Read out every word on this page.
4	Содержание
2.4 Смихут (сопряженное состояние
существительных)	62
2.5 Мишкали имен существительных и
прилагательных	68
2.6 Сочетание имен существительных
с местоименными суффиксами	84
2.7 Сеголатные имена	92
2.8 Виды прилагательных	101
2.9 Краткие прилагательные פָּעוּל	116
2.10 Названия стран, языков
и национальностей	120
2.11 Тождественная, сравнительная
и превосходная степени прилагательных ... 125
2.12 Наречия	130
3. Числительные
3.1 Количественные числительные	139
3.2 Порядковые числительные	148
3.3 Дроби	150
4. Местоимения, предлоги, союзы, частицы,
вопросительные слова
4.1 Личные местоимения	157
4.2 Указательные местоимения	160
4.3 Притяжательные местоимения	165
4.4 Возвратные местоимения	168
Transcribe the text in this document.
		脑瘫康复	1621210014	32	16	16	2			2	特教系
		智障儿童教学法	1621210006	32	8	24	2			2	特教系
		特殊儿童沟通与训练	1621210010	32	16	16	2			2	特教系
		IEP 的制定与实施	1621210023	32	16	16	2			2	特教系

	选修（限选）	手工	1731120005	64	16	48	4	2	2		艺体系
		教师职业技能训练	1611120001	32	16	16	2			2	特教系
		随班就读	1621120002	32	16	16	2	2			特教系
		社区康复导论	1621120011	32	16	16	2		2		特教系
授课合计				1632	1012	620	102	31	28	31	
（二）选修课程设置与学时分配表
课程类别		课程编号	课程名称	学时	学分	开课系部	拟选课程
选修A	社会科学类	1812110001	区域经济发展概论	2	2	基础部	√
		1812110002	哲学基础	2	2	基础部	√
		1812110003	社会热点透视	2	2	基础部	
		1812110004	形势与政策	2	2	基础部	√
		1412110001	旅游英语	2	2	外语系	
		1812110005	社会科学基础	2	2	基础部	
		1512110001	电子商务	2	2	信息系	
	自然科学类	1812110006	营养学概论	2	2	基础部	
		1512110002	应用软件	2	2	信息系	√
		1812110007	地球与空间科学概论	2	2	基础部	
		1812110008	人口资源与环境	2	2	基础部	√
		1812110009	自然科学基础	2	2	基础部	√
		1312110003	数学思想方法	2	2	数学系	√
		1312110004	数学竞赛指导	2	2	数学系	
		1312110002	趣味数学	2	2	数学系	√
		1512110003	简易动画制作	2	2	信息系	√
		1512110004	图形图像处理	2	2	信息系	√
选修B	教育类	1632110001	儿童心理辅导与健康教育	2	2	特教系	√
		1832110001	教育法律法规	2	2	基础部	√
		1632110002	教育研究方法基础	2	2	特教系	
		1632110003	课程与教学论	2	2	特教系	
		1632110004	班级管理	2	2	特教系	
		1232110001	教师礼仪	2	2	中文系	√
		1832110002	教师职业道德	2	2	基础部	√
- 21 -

======

● Stated goal
Print nothing but the lines from the line with "Transcribe the text in this document." to the last line of the records above. Both of those lines count.

● In response
Transcribe the text in this document.
		脑瘫康复	1621210014	32	16	16	2			2	特教系
		智障儿童教学法	1621210006	32	8	24	2			2	特教系
		特殊儿童沟通与训练	1621210010	32	16	16	2			2	特教系
		IEP 的制定与实施	1621210023	32	16	16	2			2	特教系

	选修（限选）	手工	1731120005	64	16	48	4	2	2		艺体系
		教师职业技能训练	1611120001	32	16	16	2			2	特教系
		随班就读	1621120002	32	16	16	2	2			特教系
		社区康复导论	1621120011	32	16	16	2		2		特教系
授课合计				1632	1012	620	102	31	28	31	
（二）选修课程设置与学时分配表
课程类别		课程编号	课程名称	学时	学分	开课系部	拟选课程
选修A	社会科学类	1812110001	区域经济发展概论	2	2	基础部	√
		1812110002	哲学基础	2	2	基础部	√
		1812110003	社会热点透视	2	2	基础部	
		1812110004	形势与政策	2	2	基础部	√
		1412110001	旅游英语	2	2	外语系	
		1812110005	社会科学基础	2	2	基础部	
		1512110001	电子商务	2	2	信息系	
	自然科学类	1812110006	营养学概论	2	2	基础部	
		1512110002	应用软件	2	2	信息系	√
		1812110007	地球与空间科学概论	2	2	基础部	
		1812110008	人口资源与环境	2	2	基础部	√
		1812110009	自然科学基础	2	2	基础部	√
		1312110003	数学思想方法	2	2	数学系	√
		1312110004	数学竞赛指导	2	2	数学系	
		1312110002	趣味数学	2	2	数学系	√
		1512110003	简易动画制作	2	2	信息系	√
		1512110004	图形图像处理	2	2	信息系	√
选修B	教育类	1632110001	儿童心理辅导与健康教育	2	2	特教系	√
		1832110001	教育法律法规	2	2	基础部	√
		1632110002	教育研究方法基础	2	2	特教系	
		1632110003	课程与教学论	2	2	特教系	
		1632110004	班级管理	2	2	特教系	
		1232110001	教师礼仪	2	2	中文系	√
		1832110002	教师职业道德	2	2	基础部	√
- 21 -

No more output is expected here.